START EXERCISE PASSAGE
Methodology:
A typical
microarray experiment involves the hybridization of an mRNA molecule to the DNA
template from which it is originated. Many DNA samples are used to construct an
array. The amount of mRNA bound to each site on the array indicates the
expression level of the various genes. This number may run in thousands. All
the data is collected and a profile is generated for gene expression in the
cell.
There are
actually several different ways in which nucleic acid probes can be arrayed at
high density for interrogation of labelled mRNA samples. Usually, microarray
preparation is initiated by obtaining end-sequences for several thousand of the
clones, and a unique set of these expressed sequence tags (ESTs), is selected
for amplification. These products are robotically deposited at a density of
around 30 clones per square millimetre on the end of a special glass microscope
slide or filter, in batches of perhaps 100 slides. The cDNA microarray probe is
then hybridized to radioactively or fluorescently labelled cDNA prepared by
reverse transcription of mRNA isolated from the cells or tissues of interest.
Competitive hybridization of two samples labelled with different dyes, commonly
Cy3 and Cy5, allows an estimate of the ratio of transcript abundance in the two
RNA samples being compared, for each spot (clone) on the microarray
independently. The levels of fluorescence or radioactivity are not regarded as
a reliable indicator of the absolute level of transcript, but as described
below, it is possible to infer changes in gene expression from changes in the
signal intensity of each clone relative to the sample mean.
The
alternate oligonucleotide technology pioneered by Affymetrix GeneChips® differs
in two important respects (Lockhart et al.
1996). First, the probes are a set of up to 20 short, 25 mer oligonucleotides
that are specific for each gene or exon, along with the related set with single
base mismatches incorporated at the middle position of each oligonucleotide.
END EXERCISE PASSAGE
WORK REQUEST
According to the microarray methodology passage, which two dyes are commonly used to label samples for competitive hybridization?
START RECORDS SHOWN
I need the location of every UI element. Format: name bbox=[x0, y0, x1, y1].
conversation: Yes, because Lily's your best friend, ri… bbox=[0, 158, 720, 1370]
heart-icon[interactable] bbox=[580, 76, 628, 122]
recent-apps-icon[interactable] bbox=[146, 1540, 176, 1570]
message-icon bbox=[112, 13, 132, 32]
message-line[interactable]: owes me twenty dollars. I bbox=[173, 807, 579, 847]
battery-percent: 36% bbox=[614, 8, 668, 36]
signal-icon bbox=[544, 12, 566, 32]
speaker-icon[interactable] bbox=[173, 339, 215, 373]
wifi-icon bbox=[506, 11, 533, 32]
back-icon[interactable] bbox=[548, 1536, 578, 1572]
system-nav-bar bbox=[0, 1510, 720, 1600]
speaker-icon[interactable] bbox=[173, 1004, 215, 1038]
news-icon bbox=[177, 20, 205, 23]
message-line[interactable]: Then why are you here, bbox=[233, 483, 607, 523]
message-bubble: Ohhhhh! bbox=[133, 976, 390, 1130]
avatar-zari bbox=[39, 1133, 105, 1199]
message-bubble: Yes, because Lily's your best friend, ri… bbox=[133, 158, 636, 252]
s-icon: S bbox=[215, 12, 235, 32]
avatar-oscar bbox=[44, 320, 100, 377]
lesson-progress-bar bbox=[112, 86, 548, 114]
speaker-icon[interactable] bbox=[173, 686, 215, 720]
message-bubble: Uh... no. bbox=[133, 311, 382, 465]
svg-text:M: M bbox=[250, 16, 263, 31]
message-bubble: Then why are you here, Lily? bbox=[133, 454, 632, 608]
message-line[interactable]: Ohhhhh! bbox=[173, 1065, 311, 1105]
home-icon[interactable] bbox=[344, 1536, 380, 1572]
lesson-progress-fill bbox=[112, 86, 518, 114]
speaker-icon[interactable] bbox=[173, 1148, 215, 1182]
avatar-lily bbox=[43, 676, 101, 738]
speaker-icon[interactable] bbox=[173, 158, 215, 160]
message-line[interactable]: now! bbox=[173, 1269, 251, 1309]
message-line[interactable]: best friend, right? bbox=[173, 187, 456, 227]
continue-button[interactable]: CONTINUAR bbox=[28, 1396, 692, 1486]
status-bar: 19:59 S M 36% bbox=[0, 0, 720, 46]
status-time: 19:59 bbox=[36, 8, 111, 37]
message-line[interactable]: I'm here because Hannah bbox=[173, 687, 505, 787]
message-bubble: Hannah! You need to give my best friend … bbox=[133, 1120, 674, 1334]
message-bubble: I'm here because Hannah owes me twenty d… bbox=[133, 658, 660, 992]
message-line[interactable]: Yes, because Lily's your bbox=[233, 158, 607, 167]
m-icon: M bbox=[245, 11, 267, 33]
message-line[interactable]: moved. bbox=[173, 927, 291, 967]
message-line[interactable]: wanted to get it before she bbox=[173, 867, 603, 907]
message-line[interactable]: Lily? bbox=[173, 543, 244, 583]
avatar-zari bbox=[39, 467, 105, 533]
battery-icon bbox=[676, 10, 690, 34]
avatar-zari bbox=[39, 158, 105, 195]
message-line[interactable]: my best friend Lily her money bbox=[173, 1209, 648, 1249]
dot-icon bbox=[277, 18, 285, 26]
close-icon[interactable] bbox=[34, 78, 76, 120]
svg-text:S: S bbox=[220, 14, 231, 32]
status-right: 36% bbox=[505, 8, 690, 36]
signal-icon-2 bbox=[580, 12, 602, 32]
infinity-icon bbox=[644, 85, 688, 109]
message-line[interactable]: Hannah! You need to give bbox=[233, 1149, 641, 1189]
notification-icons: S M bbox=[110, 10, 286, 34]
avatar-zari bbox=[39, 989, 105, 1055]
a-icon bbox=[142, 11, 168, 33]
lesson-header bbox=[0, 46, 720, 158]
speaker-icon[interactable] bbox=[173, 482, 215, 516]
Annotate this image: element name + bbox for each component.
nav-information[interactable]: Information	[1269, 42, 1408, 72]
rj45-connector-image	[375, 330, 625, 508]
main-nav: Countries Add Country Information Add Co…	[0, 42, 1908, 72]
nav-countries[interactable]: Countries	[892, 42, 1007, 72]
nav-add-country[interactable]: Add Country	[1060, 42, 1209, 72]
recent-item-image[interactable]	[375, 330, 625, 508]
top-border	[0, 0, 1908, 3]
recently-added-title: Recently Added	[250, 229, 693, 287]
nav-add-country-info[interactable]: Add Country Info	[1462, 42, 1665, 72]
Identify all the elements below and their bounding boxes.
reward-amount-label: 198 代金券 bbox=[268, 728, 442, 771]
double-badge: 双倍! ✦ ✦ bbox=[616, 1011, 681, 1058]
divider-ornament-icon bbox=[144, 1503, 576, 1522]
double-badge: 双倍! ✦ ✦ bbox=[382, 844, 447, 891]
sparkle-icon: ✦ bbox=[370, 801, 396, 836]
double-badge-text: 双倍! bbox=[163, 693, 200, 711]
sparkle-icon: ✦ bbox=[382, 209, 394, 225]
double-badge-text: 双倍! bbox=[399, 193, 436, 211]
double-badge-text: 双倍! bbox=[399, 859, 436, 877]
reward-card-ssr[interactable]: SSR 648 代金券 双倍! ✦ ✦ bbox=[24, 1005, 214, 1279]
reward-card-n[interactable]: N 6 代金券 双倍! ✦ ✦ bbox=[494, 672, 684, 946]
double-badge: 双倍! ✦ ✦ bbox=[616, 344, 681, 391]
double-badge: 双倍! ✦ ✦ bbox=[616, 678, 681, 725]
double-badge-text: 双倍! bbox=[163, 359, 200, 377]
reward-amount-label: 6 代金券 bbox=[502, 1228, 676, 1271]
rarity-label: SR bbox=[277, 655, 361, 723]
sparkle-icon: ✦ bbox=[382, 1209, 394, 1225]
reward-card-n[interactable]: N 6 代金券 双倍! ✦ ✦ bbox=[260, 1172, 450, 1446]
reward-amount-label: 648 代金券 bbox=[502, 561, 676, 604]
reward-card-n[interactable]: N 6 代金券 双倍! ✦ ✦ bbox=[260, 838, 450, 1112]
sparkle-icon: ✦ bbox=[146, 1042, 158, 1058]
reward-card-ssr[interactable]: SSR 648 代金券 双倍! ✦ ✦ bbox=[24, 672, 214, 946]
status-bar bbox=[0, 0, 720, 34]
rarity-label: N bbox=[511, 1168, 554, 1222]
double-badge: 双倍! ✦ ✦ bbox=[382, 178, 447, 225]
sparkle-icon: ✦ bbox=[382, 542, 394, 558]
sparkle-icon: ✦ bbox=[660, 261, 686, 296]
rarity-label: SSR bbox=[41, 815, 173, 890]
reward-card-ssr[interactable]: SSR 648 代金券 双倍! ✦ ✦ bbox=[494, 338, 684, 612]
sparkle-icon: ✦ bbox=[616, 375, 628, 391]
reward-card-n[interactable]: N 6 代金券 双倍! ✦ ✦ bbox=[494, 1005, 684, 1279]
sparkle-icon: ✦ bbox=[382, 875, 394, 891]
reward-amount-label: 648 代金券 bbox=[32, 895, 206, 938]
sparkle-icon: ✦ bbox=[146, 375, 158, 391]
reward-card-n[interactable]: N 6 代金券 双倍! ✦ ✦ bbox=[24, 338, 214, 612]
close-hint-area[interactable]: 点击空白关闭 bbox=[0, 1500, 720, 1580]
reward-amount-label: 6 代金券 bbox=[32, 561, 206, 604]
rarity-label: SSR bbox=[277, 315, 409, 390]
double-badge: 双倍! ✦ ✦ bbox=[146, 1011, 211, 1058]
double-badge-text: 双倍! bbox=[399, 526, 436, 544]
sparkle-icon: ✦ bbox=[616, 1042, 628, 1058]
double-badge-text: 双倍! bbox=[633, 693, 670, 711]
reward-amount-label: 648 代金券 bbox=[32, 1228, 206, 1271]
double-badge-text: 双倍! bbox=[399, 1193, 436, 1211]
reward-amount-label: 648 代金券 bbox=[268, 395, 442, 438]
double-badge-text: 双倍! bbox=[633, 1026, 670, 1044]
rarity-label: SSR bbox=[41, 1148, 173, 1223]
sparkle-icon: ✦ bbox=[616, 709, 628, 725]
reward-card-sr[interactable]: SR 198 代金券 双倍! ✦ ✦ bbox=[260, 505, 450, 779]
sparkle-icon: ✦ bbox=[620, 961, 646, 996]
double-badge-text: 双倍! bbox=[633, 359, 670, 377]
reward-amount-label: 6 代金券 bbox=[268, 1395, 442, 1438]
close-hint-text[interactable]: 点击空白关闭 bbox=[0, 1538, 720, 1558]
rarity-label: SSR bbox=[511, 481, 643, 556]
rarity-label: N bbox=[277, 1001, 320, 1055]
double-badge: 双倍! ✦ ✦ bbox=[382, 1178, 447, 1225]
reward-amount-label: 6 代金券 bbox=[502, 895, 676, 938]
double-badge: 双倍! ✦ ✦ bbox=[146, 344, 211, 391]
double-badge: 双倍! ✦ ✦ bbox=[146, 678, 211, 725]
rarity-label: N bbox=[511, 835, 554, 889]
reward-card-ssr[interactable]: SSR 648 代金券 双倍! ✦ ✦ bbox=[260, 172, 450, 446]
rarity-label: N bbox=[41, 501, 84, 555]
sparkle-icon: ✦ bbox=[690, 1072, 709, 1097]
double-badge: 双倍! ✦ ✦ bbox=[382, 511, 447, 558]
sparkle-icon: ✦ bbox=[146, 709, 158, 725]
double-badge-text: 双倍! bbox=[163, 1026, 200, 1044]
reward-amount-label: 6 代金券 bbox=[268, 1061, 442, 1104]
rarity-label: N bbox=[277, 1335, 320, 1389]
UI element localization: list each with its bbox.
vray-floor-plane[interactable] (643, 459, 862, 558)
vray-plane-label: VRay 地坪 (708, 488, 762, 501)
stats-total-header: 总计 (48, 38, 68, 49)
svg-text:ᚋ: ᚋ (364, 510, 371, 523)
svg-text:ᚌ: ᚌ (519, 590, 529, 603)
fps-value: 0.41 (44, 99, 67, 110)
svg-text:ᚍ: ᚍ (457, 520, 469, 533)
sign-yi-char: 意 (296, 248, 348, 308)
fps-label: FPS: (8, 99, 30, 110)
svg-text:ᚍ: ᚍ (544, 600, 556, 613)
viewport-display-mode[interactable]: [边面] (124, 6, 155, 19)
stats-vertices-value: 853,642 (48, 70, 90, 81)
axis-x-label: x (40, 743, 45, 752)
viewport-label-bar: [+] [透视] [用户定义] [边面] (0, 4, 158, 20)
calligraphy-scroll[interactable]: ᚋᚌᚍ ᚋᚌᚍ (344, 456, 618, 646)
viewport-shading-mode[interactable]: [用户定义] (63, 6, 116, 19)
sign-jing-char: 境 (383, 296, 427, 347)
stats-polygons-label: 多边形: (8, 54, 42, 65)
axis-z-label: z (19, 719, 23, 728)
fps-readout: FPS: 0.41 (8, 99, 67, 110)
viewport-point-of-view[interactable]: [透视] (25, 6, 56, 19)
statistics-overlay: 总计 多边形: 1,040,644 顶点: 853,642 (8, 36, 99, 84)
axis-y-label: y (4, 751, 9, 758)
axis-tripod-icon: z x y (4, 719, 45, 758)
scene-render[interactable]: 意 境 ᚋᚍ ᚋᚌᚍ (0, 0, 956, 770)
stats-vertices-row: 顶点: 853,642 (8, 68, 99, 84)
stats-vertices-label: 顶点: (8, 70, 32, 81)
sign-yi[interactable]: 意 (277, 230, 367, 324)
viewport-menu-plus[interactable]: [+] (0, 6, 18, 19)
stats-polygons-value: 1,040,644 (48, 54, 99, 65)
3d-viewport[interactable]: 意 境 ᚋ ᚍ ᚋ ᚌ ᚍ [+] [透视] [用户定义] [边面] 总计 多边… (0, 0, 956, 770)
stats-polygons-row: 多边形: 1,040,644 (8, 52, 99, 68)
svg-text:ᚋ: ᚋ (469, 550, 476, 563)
END RECORDS SHOWN
RESULT
Cy3 and Cy5.